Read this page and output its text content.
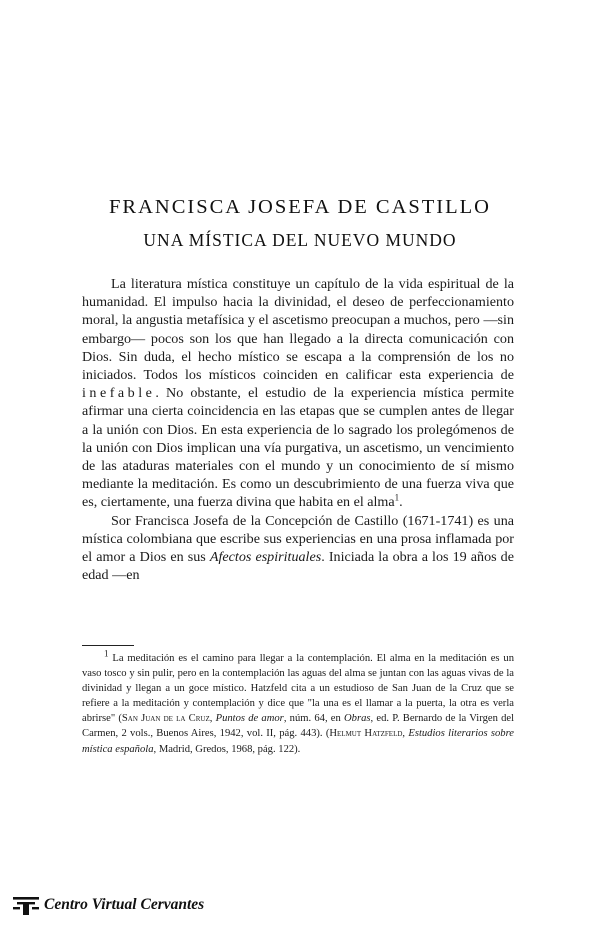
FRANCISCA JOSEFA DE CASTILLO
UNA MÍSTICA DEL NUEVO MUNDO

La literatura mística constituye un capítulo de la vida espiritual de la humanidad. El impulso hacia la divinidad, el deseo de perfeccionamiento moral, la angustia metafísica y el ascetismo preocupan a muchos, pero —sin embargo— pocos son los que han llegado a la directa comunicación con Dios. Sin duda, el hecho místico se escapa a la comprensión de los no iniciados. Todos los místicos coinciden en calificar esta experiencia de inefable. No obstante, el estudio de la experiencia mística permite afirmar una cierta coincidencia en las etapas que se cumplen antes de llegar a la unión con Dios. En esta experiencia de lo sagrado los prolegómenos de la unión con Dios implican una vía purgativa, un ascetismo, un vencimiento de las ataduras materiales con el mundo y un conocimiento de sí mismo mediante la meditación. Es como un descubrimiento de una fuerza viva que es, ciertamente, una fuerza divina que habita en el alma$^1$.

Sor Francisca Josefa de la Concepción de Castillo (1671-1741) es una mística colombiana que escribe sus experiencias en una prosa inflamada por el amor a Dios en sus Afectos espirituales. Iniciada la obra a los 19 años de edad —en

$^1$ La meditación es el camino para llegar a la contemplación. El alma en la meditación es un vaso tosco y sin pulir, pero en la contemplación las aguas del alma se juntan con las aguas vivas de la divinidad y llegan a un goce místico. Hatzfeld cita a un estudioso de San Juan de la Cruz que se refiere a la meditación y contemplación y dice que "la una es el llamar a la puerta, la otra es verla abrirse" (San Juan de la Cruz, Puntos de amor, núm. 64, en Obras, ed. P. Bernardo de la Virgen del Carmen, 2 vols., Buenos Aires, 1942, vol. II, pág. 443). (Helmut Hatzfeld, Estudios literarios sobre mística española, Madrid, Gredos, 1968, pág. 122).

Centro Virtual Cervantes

◆ Exercise prompt ◆
The listing above needs to be output again exactly. Don't include the pictures.

◆ Completed task ◆
Read this page and output its text content.
FRANCISCA JOSEFA DE CASTILLO
UNA MÍSTICA DEL NUEVO MUNDO

La literatura mística constituye un capítulo de la vida espiritual de la humanidad. El impulso hacia la divinidad, el deseo de perfeccionamiento moral, la angustia metafísica y el ascetismo preocupan a muchos, pero —sin embargo— pocos son los que han llegado a la directa comunicación con Dios. Sin duda, el hecho místico se escapa a la comprensión de los no iniciados. Todos los místicos coinciden en calificar esta experiencia de inefable. No obstante, el estudio de la experiencia mística permite afirmar una cierta coincidencia en las etapas que se cumplen antes de llegar a la unión con Dios. En esta experiencia de lo sagrado los prolegómenos de la unión con Dios implican una vía purgativa, un ascetismo, un vencimiento de las ataduras materiales con el mundo y un conocimiento de sí mismo mediante la meditación. Es como un descubrimiento de una fuerza viva que es, ciertamente, una fuerza divina que habita en el alma$^1$.

Sor Francisca Josefa de la Concepción de Castillo (1671-1741) es una mística colombiana que escribe sus experiencias en una prosa inflamada por el amor a Dios en sus Afectos espirituales. Iniciada la obra a los 19 años de edad —en

$^1$ La meditación es el camino para llegar a la contemplación. El alma en la meditación es un vaso tosco y sin pulir, pero en la contemplación las aguas del alma se juntan con las aguas vivas de la divinidad y llegan a un goce místico. Hatzfeld cita a un estudioso de San Juan de la Cruz que se refiere a la meditación y contemplación y dice que "la una es el llamar a la puerta, la otra es verla abrirse" (San Juan de la Cruz, Puntos de amor, núm. 64, en Obras, ed. P. Bernardo de la Virgen del Carmen, 2 vols., Buenos Aires, 1942, vol. II, pág. 443). (Helmut Hatzfeld, Estudios literarios sobre mística española, Madrid, Gredos, 1968, pág. 122).

Centro Virtual Cervantes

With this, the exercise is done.